● **The problem**: Set down the material once more, exactly as it appears.

== Input

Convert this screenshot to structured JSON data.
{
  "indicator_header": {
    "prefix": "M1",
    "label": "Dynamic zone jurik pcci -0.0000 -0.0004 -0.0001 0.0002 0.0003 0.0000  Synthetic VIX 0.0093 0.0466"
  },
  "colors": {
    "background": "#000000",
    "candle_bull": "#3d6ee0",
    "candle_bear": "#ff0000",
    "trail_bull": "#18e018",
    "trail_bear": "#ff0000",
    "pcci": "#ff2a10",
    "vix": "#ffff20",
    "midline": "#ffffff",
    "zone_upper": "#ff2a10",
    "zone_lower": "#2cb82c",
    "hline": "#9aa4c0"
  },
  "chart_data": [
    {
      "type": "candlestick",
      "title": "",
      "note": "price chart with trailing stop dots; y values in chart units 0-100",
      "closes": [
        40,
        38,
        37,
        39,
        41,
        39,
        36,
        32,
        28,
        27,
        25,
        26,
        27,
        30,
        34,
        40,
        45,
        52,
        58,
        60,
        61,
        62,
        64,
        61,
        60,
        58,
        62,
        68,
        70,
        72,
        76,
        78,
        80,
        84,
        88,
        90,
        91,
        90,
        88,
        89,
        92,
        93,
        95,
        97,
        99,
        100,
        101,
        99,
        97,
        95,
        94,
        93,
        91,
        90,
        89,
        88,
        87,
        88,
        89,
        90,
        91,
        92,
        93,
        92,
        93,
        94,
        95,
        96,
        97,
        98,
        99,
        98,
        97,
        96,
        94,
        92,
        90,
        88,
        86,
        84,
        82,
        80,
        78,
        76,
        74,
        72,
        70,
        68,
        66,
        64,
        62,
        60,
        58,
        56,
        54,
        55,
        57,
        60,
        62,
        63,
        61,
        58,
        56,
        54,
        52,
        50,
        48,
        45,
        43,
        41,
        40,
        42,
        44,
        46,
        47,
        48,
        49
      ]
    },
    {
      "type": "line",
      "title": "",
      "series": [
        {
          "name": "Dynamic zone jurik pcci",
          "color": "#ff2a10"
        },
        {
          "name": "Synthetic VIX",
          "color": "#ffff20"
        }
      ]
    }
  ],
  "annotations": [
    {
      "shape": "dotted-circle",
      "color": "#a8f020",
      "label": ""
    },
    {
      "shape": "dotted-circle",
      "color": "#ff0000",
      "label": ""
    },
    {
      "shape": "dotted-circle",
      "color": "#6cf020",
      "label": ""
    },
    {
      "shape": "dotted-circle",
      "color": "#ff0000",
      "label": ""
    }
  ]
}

====

● **Correct result**:
Convert this screenshot to structured JSON data.
{
  "indicator_header": {
    "prefix": "M1",
    "label": "Dynamic zone jurik pcci -0.0000 -0.0004 -0.0001 0.0002 0.0003 0.0000  Synthetic VIX 0.0093 0.0466"
  },
  "colors": {
    "background": "#000000",
    "candle_bull": "#3d6ee0",
    "candle_bear": "#ff0000",
    "trail_bull": "#18e018",
    "trail_bear": "#ff0000",
    "pcci": "#ff2a10",
    "vix": "#ffff20",
    "midline": "#ffffff",
    "zone_upper": "#ff2a10",
    "zone_lower": "#2cb82c",
    "hline": "#9aa4c0"
  },
  "chart_data": [
    {
      "type": "candlestick",
      "title": "",
      "note": "price chart with trailing stop dots; y values in chart units 0-100",
      "closes": [
        40,
        38,
        37,
        39,
        41,
        39,
        36,
        32,
        28,
        27,
        25,
        26,
        27,
        30,
        34,
        40,
        45,
        52,
        58,
        60,
        61,
        62,
        64,
        61,
        60,
        58,
        62,
        68,
        70,
        72,
        76,
        78,
        80,
        84,
        88,
        90,
        91,
        90,
        88,
        89,
        92,
        93,
        95,
        97,
        99,
        100,
        101,
        99,
        97,
        95,
        94,
        93,
        91,
        90,
        89,
        88,
        87,
        88,
        89,
        90,
        91,
        92,
        93,
        92,
        93,
        94,
        95,
        96,
        97,
        98,
        99,
        98,
        97,
        96,
        94,
        92,
        90,
        88,
        86,
        84,
        82,
        80,
        78,
        76,
        74,
        72,
        70,
        68,
        66,
        64,
        62,
        60,
        58,
        56,
        54,
        55,
        57,
        60,
        62,
        63,
        61,
        58,
        56,
        54,
        52,
        50,
        48,
        45,
        43,
        41,
        40,
        42,
        44,
        46,
        47,
        48,
        49
      ]
    },
    {
      "type": "line",
      "title": "",
      "series": [
        {
          "name": "Dynamic zone jurik pcci",
          "color": "#ff2a10"
        },
        {
          "name": "Synthetic VIX",
          "color": "#ffff20"
        }
      ]
    }
  ],
  "annotations": [
    {
      "shape": "dotted-circle",
      "color": "#a8f020",
      "label": ""
    },
    {
      "shape": "dotted-circle",
      "color": "#ff0000",
      "label": ""
    },
    {
      "shape": "dotted-circle",
      "color": "#6cf020",
      "label": ""
    },
    {
      "shape": "dotted-circle",
      "color": "#ff0000",
      "label": ""
    }
  ]
}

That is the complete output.